Each entry should be quoted word for word, including every mark of punctuation.

══ ENTRIES PROVIDED ══

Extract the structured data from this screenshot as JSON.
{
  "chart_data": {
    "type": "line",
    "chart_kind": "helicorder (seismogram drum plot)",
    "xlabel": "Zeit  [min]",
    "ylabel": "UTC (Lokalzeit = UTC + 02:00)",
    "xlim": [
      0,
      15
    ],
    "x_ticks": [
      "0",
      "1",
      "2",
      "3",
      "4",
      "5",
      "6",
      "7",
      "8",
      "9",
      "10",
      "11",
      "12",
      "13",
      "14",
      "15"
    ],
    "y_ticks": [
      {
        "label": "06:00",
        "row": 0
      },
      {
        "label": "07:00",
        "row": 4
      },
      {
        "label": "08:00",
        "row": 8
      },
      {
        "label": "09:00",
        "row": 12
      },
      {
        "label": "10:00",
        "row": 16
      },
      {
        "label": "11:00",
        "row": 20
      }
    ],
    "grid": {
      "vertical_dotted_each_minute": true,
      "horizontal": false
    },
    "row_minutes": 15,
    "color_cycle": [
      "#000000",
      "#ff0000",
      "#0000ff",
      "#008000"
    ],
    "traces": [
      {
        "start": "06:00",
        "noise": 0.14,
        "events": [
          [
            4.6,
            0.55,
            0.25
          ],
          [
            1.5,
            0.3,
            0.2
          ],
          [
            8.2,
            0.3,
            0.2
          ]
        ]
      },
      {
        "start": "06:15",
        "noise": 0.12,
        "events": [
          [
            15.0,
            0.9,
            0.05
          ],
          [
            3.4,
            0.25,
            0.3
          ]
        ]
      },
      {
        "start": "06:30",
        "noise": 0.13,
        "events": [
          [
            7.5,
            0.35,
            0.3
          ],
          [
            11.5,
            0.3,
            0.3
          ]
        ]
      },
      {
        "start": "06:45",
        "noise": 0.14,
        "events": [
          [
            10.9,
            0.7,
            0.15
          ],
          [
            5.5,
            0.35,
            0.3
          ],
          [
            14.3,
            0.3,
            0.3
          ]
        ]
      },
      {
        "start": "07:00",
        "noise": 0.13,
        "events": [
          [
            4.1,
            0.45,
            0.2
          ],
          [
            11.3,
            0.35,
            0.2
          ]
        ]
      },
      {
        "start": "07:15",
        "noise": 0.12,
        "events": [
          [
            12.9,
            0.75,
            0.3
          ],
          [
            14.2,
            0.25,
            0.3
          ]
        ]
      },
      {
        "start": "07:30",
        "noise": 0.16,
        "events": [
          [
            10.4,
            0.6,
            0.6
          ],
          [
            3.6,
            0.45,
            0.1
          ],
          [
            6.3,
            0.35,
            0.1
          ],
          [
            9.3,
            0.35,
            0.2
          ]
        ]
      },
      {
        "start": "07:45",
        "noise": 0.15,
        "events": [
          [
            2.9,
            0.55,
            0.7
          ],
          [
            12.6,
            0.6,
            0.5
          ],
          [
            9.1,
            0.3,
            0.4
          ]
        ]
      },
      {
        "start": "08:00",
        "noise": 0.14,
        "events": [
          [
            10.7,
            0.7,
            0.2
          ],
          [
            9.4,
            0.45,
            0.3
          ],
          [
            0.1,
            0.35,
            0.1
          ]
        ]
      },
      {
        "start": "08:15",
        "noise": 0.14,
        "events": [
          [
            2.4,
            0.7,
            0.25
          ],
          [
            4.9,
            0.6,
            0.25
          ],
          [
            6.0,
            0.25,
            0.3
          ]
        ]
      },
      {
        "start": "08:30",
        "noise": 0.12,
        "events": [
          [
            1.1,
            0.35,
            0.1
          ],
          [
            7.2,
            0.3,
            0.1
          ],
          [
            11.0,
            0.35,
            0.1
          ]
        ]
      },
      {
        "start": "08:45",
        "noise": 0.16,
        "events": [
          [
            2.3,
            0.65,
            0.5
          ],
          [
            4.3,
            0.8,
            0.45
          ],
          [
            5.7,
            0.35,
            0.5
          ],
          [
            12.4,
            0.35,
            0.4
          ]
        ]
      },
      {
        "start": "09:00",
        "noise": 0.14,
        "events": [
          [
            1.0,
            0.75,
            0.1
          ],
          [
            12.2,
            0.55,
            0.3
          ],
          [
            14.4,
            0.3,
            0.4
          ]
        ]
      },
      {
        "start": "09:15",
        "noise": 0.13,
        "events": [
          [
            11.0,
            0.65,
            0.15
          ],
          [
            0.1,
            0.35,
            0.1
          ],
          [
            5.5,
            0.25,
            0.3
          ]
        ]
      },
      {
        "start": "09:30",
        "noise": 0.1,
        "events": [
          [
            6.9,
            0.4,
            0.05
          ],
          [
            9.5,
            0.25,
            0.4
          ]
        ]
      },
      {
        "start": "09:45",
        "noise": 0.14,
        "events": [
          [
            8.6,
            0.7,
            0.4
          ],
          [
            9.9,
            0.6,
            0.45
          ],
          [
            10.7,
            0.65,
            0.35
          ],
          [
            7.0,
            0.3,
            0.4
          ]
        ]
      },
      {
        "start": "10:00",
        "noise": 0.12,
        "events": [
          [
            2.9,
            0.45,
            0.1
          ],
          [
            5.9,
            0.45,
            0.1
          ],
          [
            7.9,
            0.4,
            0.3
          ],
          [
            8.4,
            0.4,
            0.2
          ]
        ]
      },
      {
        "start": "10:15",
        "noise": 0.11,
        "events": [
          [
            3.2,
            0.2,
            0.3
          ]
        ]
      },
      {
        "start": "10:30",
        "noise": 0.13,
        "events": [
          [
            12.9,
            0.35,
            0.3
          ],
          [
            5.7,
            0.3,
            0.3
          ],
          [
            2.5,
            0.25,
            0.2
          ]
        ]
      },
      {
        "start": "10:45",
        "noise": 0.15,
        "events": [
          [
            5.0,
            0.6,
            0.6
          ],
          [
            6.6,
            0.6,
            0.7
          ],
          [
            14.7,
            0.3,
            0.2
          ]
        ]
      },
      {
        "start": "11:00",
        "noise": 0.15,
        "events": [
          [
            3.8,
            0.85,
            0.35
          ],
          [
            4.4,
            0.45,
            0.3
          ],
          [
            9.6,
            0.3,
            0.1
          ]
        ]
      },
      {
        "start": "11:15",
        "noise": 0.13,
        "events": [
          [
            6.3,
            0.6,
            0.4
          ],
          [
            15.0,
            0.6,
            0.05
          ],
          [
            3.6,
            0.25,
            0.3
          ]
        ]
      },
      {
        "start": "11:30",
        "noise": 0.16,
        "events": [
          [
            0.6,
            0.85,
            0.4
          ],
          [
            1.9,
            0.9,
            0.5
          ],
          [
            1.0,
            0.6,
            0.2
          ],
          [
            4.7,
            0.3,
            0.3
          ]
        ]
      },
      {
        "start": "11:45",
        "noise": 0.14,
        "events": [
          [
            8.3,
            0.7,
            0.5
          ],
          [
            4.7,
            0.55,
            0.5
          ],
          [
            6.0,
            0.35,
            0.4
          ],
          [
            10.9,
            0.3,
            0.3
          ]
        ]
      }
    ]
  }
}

═══

• **FINISHED ANSWER**:
Extract the structured data from this screenshot as JSON.
{
  "chart_data": {
    "type": "line",
    "chart_kind": "helicorder (seismogram drum plot)",
    "xlabel": "Zeit  [min]",
    "ylabel": "UTC (Lokalzeit = UTC + 02:00)",
    "xlim": [
      0,
      15
    ],
    "x_ticks": [
      "0",
      "1",
      "2",
      "3",
      "4",
      "5",
      "6",
      "7",
      "8",
      "9",
      "10",
      "11",
      "12",
      "13",
      "14",
      "15"
    ],
    "y_ticks": [
      {
        "label": "06:00",
        "row": 0
      },
      {
        "label": "07:00",
        "row": 4
      },
      {
        "label": "08:00",
        "row": 8
      },
      {
        "label": "09:00",
        "row": 12
      },
      {
        "label": "10:00",
        "row": 16
      },
      {
        "label": "11:00",
        "row": 20
      }
    ],
    "grid": {
      "vertical_dotted_each_minute": true,
      "horizontal": false
    },
    "row_minutes": 15,
    "color_cycle": [
      "#000000",
      "#ff0000",
      "#0000ff",
      "#008000"
    ],
    "traces": [
      {
        "start": "06:00",
        "noise": 0.14,
        "events": [
          [
            4.6,
            0.55,
            0.25
          ],
          [
            1.5,
            0.3,
            0.2
          ],
          [
            8.2,
            0.3,
            0.2
          ]
        ]
      },
      {
        "start": "06:15",
        "noise": 0.12,
        "events": [
          [
            15.0,
            0.9,
            0.05
          ],
          [
            3.4,
            0.25,
            0.3
          ]
        ]
      },
      {
        "start": "06:30",
        "noise": 0.13,
        "events": [
          [
            7.5,
            0.35,
            0.3
          ],
          [
            11.5,
            0.3,
            0.3
          ]
        ]
      },
      {
        "start": "06:45",
        "noise": 0.14,
        "events": [
          [
            10.9,
            0.7,
            0.15
          ],
          [
            5.5,
            0.35,
            0.3
          ],
          [
            14.3,
            0.3,
            0.3
          ]
        ]
      },
      {
        "start": "07:00",
        "noise": 0.13,
        "events": [
          [
            4.1,
            0.45,
            0.2
          ],
          [
            11.3,
            0.35,
            0.2
          ]
        ]
      },
      {
        "start": "07:15",
        "noise": 0.12,
        "events": [
          [
            12.9,
            0.75,
            0.3
          ],
          [
            14.2,
            0.25,
            0.3
          ]
        ]
      },
      {
        "start": "07:30",
        "noise": 0.16,
        "events": [
          [
            10.4,
            0.6,
            0.6
          ],
          [
            3.6,
            0.45,
            0.1
          ],
          [
            6.3,
            0.35,
            0.1
          ],
          [
            9.3,
            0.35,
            0.2
          ]
        ]
      },
      {
        "start": "07:45",
        "noise": 0.15,
        "events": [
          [
            2.9,
            0.55,
            0.7
          ],
          [
            12.6,
            0.6,
            0.5
          ],
          [
            9.1,
            0.3,
            0.4
          ]
        ]
      },
      {
        "start": "08:00",
        "noise": 0.14,
        "events": [
          [
            10.7,
            0.7,
            0.2
          ],
          [
            9.4,
            0.45,
            0.3
          ],
          [
            0.1,
            0.35,
            0.1
          ]
        ]
      },
      {
        "start": "08:15",
        "noise": 0.14,
        "events": [
          [
            2.4,
            0.7,
            0.25
          ],
          [
            4.9,
            0.6,
            0.25
          ],
          [
            6.0,
            0.25,
            0.3
          ]
        ]
      },
      {
        "start": "08:30",
        "noise": 0.12,
        "events": [
          [
            1.1,
            0.35,
            0.1
          ],
          [
            7.2,
            0.3,
            0.1
          ],
          [
            11.0,
            0.35,
            0.1
          ]
        ]
      },
      {
        "start": "08:45",
        "noise": 0.16,
        "events": [
          [
            2.3,
            0.65,
            0.5
          ],
          [
            4.3,
            0.8,
            0.45
          ],
          [
            5.7,
            0.35,
            0.5
          ],
          [
            12.4,
            0.35,
            0.4
          ]
        ]
      },
      {
        "start": "09:00",
        "noise": 0.14,
        "events": [
          [
            1.0,
            0.75,
            0.1
          ],
          [
            12.2,
            0.55,
            0.3
          ],
          [
            14.4,
            0.3,
            0.4
          ]
        ]
      },
      {
        "start": "09:15",
        "noise": 0.13,
        "events": [
          [
            11.0,
            0.65,
            0.15
          ],
          [
            0.1,
            0.35,
            0.1
          ],
          [
            5.5,
            0.25,
            0.3
          ]
        ]
      },
      {
        "start": "09:30",
        "noise": 0.1,
        "events": [
          [
            6.9,
            0.4,
            0.05
          ],
          [
            9.5,
            0.25,
            0.4
          ]
        ]
      },
      {
        "start": "09:45",
        "noise": 0.14,
        "events": [
          [
            8.6,
            0.7,
            0.4
          ],
          [
            9.9,
            0.6,
            0.45
          ],
          [
            10.7,
            0.65,
            0.35
          ],
          [
            7.0,
            0.3,
            0.4
          ]
        ]
      },
      {
        "start": "10:00",
        "noise": 0.12,
        "events": [
          [
            2.9,
            0.45,
            0.1
          ],
          [
            5.9,
            0.45,
            0.1
          ],
          [
            7.9,
            0.4,
            0.3
          ],
          [
            8.4,
            0.4,
            0.2
          ]
        ]
      },
      {
        "start": "10:15",
        "noise": 0.11,
        "events": [
          [
            3.2,
            0.2,
            0.3
          ]
        ]
      },
      {
        "start": "10:30",
        "noise": 0.13,
        "events": [
          [
            12.9,
            0.35,
            0.3
          ],
          [
            5.7,
            0.3,
            0.3
          ],
          [
            2.5,
            0.25,
            0.2
          ]
        ]
      },
      {
        "start": "10:45",
        "noise": 0.15,
        "events": [
          [
            5.0,
            0.6,
            0.6
          ],
          [
            6.6,
            0.6,
            0.7
          ],
          [
            14.7,
            0.3,
            0.2
          ]
        ]
      },
      {
        "start": "11:00",
        "noise": 0.15,
        "events": [
          [
            3.8,
            0.85,
            0.35
          ],
          [
            4.4,
            0.45,
            0.3
          ],
          [
            9.6,
            0.3,
            0.1
          ]
        ]
      },
      {
        "start": "11:15",
        "noise": 0.13,
        "events": [
          [
            6.3,
            0.6,
            0.4
          ],
          [
            15.0,
            0.6,
            0.05
          ],
          [
            3.6,
            0.25,
            0.3
          ]
        ]
      },
      {
        "start": "11:30",
        "noise": 0.16,
        "events": [
          [
            0.6,
            0.85,
            0.4
          ],
          [
            1.9,
            0.9,
            0.5
          ],
          [
            1.0,
            0.6,
            0.2
          ],
          [
            4.7,
            0.3,
            0.3
          ]
        ]
      },
      {
        "start": "11:45",
        "noise": 0.14,
        "events": [
          [
            8.3,
            0.7,
            0.5
          ],
          [
            4.7,
            0.55,
            0.5
          ],
          [
            6.0,
            0.35,
            0.4
          ],
          [
            10.9,
            0.3,
            0.3
          ]
        ]
      }
    ]
  }
}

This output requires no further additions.